Data records:
::::::

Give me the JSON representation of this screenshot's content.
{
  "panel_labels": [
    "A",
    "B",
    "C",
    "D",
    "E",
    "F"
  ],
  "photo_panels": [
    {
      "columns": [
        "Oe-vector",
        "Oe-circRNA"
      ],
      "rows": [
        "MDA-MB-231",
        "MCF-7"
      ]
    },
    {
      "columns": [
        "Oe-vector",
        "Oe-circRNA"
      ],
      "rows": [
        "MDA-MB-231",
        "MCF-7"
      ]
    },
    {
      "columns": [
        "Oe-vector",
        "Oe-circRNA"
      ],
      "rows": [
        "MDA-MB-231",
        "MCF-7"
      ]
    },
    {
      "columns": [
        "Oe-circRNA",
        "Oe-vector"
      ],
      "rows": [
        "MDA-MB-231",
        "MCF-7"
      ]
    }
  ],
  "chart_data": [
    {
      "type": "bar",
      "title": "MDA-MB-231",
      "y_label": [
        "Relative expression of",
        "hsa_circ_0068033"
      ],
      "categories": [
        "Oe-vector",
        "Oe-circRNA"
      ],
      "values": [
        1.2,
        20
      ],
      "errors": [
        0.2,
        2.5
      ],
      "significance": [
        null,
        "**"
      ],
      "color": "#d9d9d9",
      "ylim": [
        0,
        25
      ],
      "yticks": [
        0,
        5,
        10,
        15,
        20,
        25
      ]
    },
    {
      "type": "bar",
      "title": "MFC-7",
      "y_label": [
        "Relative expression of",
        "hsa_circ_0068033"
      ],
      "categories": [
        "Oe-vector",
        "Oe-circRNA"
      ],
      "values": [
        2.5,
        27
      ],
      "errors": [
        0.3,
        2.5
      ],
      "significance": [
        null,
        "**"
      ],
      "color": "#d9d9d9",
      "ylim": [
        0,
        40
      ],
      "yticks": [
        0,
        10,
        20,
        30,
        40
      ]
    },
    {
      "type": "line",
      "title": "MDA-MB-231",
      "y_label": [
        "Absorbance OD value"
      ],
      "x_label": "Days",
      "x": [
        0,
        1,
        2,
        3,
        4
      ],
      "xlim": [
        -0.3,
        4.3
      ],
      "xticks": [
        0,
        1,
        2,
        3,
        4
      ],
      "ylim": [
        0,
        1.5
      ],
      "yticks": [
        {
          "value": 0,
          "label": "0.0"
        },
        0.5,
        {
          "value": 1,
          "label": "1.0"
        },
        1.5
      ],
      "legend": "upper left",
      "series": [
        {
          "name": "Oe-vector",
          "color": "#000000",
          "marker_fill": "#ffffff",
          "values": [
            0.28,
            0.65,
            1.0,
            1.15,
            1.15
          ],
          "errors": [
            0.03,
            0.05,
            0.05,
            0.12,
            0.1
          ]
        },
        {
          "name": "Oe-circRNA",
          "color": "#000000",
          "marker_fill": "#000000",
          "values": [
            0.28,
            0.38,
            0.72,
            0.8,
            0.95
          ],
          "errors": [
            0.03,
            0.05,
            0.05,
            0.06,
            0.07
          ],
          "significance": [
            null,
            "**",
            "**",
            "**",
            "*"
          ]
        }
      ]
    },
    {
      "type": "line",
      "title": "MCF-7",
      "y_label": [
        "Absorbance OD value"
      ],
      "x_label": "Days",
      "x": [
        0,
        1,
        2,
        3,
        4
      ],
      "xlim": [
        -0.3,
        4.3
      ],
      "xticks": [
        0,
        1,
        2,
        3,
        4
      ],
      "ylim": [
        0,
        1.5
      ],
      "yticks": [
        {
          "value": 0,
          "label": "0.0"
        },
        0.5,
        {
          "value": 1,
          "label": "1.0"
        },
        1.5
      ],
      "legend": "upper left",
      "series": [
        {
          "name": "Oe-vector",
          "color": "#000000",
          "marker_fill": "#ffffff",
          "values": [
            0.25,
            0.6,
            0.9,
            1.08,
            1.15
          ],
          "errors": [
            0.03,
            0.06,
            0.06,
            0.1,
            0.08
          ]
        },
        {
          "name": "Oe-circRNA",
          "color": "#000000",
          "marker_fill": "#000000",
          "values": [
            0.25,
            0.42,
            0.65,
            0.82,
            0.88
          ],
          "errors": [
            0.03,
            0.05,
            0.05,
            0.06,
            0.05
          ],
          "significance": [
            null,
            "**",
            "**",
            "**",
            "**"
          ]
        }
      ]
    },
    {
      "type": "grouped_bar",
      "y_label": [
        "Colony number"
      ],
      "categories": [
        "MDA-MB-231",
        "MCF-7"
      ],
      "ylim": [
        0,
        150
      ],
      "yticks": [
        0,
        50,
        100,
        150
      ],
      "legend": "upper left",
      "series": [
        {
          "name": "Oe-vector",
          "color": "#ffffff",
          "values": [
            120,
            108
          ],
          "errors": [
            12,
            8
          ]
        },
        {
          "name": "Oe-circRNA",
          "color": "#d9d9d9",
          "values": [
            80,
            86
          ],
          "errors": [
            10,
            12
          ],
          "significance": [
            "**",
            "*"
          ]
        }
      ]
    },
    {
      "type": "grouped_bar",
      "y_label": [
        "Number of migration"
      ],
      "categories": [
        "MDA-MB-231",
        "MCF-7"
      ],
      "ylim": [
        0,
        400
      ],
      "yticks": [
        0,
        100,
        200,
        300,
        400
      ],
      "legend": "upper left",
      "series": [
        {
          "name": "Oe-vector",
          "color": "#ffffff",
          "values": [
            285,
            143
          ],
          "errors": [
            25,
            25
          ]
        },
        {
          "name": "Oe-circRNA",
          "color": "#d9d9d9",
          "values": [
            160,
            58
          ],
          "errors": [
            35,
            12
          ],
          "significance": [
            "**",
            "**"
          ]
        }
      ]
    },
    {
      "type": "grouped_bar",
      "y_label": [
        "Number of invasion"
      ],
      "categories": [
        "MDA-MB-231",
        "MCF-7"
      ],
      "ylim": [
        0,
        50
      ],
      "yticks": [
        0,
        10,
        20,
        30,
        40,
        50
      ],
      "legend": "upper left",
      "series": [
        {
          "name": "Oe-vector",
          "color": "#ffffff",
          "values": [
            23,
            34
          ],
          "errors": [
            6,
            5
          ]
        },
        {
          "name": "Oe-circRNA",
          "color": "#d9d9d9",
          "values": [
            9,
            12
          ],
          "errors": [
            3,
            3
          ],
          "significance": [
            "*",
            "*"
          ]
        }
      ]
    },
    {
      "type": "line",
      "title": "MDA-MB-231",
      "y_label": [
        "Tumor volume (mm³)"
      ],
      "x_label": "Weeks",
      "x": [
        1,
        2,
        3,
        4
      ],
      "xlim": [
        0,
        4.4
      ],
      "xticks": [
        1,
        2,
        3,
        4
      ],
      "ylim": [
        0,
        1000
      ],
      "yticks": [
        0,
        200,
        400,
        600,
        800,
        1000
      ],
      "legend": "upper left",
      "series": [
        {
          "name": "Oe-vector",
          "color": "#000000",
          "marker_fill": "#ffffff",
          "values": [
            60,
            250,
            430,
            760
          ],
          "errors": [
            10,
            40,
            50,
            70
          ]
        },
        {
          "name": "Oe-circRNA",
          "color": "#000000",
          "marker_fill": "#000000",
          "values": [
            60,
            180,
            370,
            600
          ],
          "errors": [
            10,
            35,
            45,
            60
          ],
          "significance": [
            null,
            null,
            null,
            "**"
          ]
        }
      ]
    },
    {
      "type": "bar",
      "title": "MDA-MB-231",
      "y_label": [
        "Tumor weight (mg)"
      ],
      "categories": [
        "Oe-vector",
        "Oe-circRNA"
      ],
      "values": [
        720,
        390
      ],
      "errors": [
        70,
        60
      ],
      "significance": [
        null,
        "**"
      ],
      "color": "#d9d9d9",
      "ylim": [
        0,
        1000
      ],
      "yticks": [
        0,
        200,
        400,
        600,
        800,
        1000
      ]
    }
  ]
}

::::::

Problem statement: Restate the data word for word.

The answer:
Give me the JSON representation of this screenshot's content.
{
  "panel_labels": [
    "A",
    "B",
    "C",
    "D",
    "E",
    "F"
  ],
  "photo_panels": [
    {
      "columns": [
        "Oe-vector",
        "Oe-circRNA"
      ],
      "rows": [
        "MDA-MB-231",
        "MCF-7"
      ]
    },
    {
      "columns": [
        "Oe-vector",
        "Oe-circRNA"
      ],
      "rows": [
        "MDA-MB-231",
        "MCF-7"
      ]
    },
    {
      "columns": [
        "Oe-vector",
        "Oe-circRNA"
      ],
      "rows": [
        "MDA-MB-231",
        "MCF-7"
      ]
    },
    {
      "columns": [
        "Oe-circRNA",
        "Oe-vector"
      ],
      "rows": [
        "MDA-MB-231",
        "MCF-7"
      ]
    }
  ],
  "chart_data": [
    {
      "type": "bar",
      "title": "MDA-MB-231",
      "y_label": [
        "Relative expression of",
        "hsa_circ_0068033"
      ],
      "categories": [
        "Oe-vector",
        "Oe-circRNA"
      ],
      "values": [
        1.2,
        20
      ],
      "errors": [
        0.2,
        2.5
      ],
      "significance": [
        null,
        "**"
      ],
      "color": "#d9d9d9",
      "ylim": [
        0,
        25
      ],
      "yticks": [
        0,
        5,
        10,
        15,
        20,
        25
      ]
    },
    {
      "type": "bar",
      "title": "MFC-7",
      "y_label": [
        "Relative expression of",
        "hsa_circ_0068033"
      ],
      "categories": [
        "Oe-vector",
        "Oe-circRNA"
      ],
      "values": [
        2.5,
        27
      ],
      "errors": [
        0.3,
        2.5
      ],
      "significance": [
        null,
        "**"
      ],
      "color": "#d9d9d9",
      "ylim": [
        0,
        40
      ],
      "yticks": [
        0,
        10,
        20,
        30,
        40
      ]
    },
    {
      "type": "line",
      "title": "MDA-MB-231",
      "y_label": [
        "Absorbance OD value"
      ],
      "x_label": "Days",
      "x": [
        0,
        1,
        2,
        3,
        4
      ],
      "xlim": [
        -0.3,
        4.3
      ],
      "xticks": [
        0,
        1,
        2,
        3,
        4
      ],
      "ylim": [
        0,
        1.5
      ],
      "yticks": [
        {
          "value": 0,
          "label": "0.0"
        },
        0.5,
        {
          "value": 1,
          "label": "1.0"
        },
        1.5
      ],
      "legend": "upper left",
      "series": [
        {
          "name": "Oe-vector",
          "color": "#000000",
          "marker_fill": "#ffffff",
          "values": [
            0.28,
            0.65,
            1.0,
            1.15,
            1.15
          ],
          "errors": [
            0.03,
            0.05,
            0.05,
            0.12,
            0.1
          ]
        },
        {
          "name": "Oe-circRNA",
          "color": "#000000",
          "marker_fill": "#000000",
          "values": [
            0.28,
            0.38,
            0.72,
            0.8,
            0.95
          ],
          "errors": [
            0.03,
            0.05,
            0.05,
            0.06,
            0.07
          ],
          "significance": [
            null,
            "**",
            "**",
            "**",
            "*"
          ]
        }
      ]
    },
    {
      "type": "line",
      "title": "MCF-7",
      "y_label": [
        "Absorbance OD value"
      ],
      "x_label": "Days",
      "x": [
        0,
        1,
        2,
        3,
        4
      ],
      "xlim": [
        -0.3,
        4.3
      ],
      "xticks": [
        0,
        1,
        2,
        3,
        4
      ],
      "ylim": [
        0,
        1.5
      ],
      "yticks": [
        {
          "value": 0,
          "label": "0.0"
        },
        0.5,
        {
          "value": 1,
          "label": "1.0"
        },
        1.5
      ],
      "legend": "upper left",
      "series": [
        {
          "name": "Oe-vector",
          "color": "#000000",
          "marker_fill": "#ffffff",
          "values": [
            0.25,
            0.6,
            0.9,
            1.08,
            1.15
          ],
          "errors": [
            0.03,
            0.06,
            0.06,
            0.1,
            0.08
          ]
        },
        {
          "name": "Oe-circRNA",
          "color": "#000000",
          "marker_fill": "#000000",
          "values": [
            0.25,
            0.42,
            0.65,
            0.82,
            0.88
          ],
          "errors": [
            0.03,
            0.05,
            0.05,
            0.06,
            0.05
          ],
          "significance": [
            null,
            "**",
            "**",
            "**",
            "**"
          ]
        }
      ]
    },
    {
      "type": "grouped_bar",
      "y_label": [
        "Colony number"
      ],
      "categories": [
        "MDA-MB-231",
        "MCF-7"
      ],
      "ylim": [
        0,
        150
      ],
      "yticks": [
        0,
        50,
        100,
        150
      ],
      "legend": "upper left",
      "series": [
        {
          "name": "Oe-vector",
          "color": "#ffffff",
          "values": [
            120,
            108
          ],
          "errors": [
            12,
            8
          ]
        },
        {
          "name": "Oe-circRNA",
          "color": "#d9d9d9",
          "values": [
            80,
            86
          ],
          "errors": [
            10,
            12
          ],
          "significance": [
            "**",
            "*"
          ]
        }
      ]
    },
    {
      "type": "grouped_bar",
      "y_label": [
        "Number of migration"
      ],
      "categories": [
        "MDA-MB-231",
        "MCF-7"
      ],
      "ylim": [
        0,
        400
      ],
      "yticks": [
        0,
        100,
        200,
        300,
        400
      ],
      "legend": "upper left",
      "series": [
        {
          "name": "Oe-vector",
          "color": "#ffffff",
          "values": [
            285,
            143
          ],
          "errors": [
            25,
            25
          ]
        },
        {
          "name": "Oe-circRNA",
          "color": "#d9d9d9",
          "values": [
            160,
            58
          ],
          "errors": [
            35,
            12
          ],
          "significance": [
            "**",
            "**"
          ]
        }
      ]
    },
    {
      "type": "grouped_bar",
      "y_label": [
        "Number of invasion"
      ],
      "categories": [
        "MDA-MB-231",
        "MCF-7"
      ],
      "ylim": [
        0,
        50
      ],
      "yticks": [
        0,
        10,
        20,
        30,
        40,
        50
      ],
      "legend": "upper left",
      "series": [
        {
          "name": "Oe-vector",
          "color": "#ffffff",
          "values": [
            23,
            34
          ],
          "errors": [
            6,
            5
          ]
        },
        {
          "name": "Oe-circRNA",
          "color": "#d9d9d9",
          "values": [
            9,
            12
          ],
          "errors": [
            3,
            3
          ],
          "significance": [
            "*",
            "*"
          ]
        }
      ]
    },
    {
      "type": "line",
      "title": "MDA-MB-231",
      "y_label": [
        "Tumor volume (mm³)"
      ],
      "x_label": "Weeks",
      "x": [
        1,
        2,
        3,
        4
      ],
      "xlim": [
        0,
        4.4
      ],
      "xticks": [
        1,
        2,
        3,
        4
      ],
      "ylim": [
        0,
        1000
      ],
      "yticks": [
        0,
        200,
        400,
        600,
        800,
        1000
      ],
      "legend": "upper left",
      "series": [
        {
          "name": "Oe-vector",
          "color": "#000000",
          "marker_fill": "#ffffff",
          "values": [
            60,
            250,
            430,
            760
          ],
          "errors": [
            10,
            40,
            50,
            70
          ]
        },
        {
          "name": "Oe-circRNA",
          "color": "#000000",
          "marker_fill": "#000000",
          "values": [
            60,
            180,
            370,
            600
          ],
          "errors": [
            10,
            35,
            45,
            60
          ],
          "significance": [
            null,
            null,
            null,
            "**"
          ]
        }
      ]
    },
    {
      "type": "bar",
      "title": "MDA-MB-231",
      "y_label": [
        "Tumor weight (mg)"
      ],
      "categories": [
        "Oe-vector",
        "Oe-circRNA"
      ],
      "values": [
        720,
        390
      ],
      "errors": [
        70,
        60
      ],
      "significance": [
        null,
        "**"
      ],
      "color": "#d9d9d9",
      "ylim": [
        0,
        1000
      ],
      "yticks": [
        0,
        200,
        400,
        600,
        800,
        1000
      ]
    }
  ]
}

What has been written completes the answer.